> [Description of the task]
Which lines of the records contain "образования"? Collect every one of them.

━━━ Data for processing ━━━

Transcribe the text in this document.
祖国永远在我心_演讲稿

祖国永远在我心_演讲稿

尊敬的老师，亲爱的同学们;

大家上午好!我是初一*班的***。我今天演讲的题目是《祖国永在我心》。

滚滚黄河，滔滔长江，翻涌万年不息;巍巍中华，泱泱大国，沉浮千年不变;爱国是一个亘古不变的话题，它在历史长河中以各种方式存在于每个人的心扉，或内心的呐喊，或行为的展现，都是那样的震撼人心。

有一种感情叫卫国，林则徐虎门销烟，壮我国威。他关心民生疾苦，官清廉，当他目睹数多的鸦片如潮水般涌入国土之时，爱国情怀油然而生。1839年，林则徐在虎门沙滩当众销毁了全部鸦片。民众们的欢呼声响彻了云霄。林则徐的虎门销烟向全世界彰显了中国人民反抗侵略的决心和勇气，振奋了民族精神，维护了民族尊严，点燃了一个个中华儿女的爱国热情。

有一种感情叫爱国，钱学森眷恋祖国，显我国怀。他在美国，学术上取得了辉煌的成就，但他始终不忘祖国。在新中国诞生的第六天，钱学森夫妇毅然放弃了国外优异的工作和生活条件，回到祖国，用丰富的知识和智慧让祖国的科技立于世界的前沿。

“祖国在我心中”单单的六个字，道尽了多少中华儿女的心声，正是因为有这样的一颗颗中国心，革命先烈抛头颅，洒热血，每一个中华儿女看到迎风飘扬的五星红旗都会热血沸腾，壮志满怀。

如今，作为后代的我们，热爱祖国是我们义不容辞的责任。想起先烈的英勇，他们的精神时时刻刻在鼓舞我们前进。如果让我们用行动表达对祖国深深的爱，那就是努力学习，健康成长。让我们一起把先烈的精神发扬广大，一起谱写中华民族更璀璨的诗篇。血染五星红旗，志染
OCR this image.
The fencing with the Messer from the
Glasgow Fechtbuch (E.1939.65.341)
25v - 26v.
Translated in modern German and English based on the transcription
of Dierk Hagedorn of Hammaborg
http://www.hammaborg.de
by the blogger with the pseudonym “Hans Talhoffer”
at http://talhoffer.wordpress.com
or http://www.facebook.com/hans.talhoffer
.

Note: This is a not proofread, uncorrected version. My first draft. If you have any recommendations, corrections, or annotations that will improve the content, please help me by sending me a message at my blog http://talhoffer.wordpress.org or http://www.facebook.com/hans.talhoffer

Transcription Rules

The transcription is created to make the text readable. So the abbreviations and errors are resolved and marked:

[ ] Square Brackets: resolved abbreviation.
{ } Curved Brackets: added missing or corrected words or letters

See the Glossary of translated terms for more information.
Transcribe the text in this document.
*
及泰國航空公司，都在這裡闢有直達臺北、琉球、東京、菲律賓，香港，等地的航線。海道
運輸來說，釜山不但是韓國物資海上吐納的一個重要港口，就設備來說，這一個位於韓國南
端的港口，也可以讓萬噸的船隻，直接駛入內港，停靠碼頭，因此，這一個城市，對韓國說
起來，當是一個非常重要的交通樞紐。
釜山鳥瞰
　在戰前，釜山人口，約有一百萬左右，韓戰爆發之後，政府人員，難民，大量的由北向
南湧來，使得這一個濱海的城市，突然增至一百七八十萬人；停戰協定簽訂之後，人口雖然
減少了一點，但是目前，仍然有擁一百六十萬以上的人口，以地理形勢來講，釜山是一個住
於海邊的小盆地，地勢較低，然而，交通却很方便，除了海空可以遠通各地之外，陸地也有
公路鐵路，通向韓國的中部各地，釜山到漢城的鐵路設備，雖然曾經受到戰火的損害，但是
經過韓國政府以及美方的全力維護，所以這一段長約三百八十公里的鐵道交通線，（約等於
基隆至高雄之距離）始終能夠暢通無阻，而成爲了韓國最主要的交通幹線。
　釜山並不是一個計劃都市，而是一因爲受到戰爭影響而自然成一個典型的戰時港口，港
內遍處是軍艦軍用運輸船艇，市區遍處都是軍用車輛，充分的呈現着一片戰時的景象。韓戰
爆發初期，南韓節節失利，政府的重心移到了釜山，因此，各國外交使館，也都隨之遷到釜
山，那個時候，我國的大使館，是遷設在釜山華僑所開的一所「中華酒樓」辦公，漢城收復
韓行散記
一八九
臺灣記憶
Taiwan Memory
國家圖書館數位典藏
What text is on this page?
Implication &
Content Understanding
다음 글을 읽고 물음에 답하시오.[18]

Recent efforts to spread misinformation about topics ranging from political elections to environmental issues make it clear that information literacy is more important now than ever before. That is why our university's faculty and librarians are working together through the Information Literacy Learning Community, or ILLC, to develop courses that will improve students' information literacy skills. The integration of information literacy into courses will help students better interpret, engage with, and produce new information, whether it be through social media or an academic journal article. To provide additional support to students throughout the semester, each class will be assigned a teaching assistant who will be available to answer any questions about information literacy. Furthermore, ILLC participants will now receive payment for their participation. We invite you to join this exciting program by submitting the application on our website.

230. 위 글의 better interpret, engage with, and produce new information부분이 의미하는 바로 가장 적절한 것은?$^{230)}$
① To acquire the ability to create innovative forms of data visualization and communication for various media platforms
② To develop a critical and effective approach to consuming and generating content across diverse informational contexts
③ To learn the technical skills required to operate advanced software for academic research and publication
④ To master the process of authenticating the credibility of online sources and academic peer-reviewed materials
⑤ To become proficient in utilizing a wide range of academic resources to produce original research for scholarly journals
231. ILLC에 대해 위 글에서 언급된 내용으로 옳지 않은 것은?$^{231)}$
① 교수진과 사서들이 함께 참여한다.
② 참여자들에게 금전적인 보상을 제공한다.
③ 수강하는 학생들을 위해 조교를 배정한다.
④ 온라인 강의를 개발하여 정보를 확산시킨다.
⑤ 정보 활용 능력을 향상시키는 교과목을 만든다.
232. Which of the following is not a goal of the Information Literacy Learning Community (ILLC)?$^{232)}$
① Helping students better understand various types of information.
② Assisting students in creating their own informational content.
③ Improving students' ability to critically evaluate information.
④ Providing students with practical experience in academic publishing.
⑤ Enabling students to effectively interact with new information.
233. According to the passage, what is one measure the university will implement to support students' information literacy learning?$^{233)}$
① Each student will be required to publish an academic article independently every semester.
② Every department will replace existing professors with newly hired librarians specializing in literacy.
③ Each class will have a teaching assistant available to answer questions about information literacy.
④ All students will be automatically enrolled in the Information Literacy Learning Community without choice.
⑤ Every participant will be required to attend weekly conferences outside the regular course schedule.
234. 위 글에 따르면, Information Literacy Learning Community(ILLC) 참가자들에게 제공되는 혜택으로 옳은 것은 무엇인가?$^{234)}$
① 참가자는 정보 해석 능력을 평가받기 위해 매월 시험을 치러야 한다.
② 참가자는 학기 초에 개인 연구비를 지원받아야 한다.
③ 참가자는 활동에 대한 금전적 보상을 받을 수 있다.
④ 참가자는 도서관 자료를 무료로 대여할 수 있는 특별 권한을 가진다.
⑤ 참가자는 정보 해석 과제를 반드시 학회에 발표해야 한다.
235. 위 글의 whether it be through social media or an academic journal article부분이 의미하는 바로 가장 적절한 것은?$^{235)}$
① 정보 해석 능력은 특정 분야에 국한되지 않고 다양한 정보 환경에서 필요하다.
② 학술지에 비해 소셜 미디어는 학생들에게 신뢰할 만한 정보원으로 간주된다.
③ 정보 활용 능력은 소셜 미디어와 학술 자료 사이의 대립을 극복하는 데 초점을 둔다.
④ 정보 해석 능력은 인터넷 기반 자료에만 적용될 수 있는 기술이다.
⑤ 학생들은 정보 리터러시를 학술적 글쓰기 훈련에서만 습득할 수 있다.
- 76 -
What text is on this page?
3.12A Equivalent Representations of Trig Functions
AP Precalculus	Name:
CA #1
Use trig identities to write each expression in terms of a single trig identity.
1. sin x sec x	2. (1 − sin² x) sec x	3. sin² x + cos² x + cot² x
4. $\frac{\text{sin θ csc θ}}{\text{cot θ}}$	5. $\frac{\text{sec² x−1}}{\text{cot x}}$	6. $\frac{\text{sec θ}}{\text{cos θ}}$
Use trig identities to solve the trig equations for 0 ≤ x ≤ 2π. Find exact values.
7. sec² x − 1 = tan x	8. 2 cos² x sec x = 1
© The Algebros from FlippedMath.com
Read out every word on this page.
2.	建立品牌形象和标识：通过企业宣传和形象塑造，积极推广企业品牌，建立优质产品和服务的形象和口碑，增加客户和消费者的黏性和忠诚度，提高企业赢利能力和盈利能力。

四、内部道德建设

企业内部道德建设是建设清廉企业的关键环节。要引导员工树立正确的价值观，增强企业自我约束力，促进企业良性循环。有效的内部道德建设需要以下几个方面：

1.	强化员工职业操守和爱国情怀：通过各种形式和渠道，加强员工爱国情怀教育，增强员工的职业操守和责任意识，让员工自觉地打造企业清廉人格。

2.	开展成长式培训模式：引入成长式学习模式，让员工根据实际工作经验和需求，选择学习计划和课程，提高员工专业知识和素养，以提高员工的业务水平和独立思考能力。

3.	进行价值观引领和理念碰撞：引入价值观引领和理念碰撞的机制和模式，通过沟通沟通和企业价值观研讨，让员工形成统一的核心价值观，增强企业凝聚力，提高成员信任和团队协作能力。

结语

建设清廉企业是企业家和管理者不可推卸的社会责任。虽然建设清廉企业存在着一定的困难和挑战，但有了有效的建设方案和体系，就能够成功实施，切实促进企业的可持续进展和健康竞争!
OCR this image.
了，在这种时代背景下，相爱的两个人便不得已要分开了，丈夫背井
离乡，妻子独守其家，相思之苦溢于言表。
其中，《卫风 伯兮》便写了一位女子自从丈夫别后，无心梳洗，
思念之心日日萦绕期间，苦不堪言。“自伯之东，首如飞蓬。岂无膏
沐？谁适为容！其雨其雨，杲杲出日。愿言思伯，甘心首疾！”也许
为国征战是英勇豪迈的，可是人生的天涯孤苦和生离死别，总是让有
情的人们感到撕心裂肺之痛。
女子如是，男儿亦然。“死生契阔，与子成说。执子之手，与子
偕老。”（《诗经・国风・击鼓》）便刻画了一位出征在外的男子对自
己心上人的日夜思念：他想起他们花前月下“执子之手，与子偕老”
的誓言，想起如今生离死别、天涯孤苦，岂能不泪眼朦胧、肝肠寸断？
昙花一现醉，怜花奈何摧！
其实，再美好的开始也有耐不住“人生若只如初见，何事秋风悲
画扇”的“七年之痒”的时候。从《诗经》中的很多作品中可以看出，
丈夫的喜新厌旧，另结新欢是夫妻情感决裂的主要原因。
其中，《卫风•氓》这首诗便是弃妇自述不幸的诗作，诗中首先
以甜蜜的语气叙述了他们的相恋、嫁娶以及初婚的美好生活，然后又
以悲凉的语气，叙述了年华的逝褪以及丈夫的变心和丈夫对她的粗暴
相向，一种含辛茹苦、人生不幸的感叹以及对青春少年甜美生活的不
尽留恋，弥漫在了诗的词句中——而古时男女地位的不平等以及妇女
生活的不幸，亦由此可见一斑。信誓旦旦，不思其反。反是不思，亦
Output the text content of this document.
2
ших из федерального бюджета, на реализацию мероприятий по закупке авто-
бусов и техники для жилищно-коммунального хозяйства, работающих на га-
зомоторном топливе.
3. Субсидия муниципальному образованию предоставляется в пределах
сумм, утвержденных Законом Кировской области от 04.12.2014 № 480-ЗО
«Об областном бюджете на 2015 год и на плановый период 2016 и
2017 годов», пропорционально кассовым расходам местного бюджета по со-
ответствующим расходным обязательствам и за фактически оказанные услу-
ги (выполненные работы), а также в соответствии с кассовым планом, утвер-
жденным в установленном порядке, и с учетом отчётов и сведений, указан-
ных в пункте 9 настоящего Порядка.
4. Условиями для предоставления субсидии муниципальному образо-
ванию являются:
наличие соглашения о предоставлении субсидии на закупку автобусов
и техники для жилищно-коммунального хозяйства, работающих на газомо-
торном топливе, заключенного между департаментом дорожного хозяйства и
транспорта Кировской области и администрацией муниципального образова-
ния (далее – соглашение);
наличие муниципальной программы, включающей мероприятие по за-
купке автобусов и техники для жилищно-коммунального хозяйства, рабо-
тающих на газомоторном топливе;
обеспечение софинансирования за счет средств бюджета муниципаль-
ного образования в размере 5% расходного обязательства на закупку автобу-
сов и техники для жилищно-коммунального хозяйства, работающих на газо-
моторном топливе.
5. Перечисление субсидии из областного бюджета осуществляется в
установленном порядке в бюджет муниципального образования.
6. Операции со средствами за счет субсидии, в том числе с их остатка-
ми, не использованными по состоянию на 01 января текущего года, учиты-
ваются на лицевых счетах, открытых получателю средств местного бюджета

━━━

> [Output of the task]
ного образования в размере 5% расходного обязательства на закупку автобу-
установленном порядке в бюджет муниципального образования.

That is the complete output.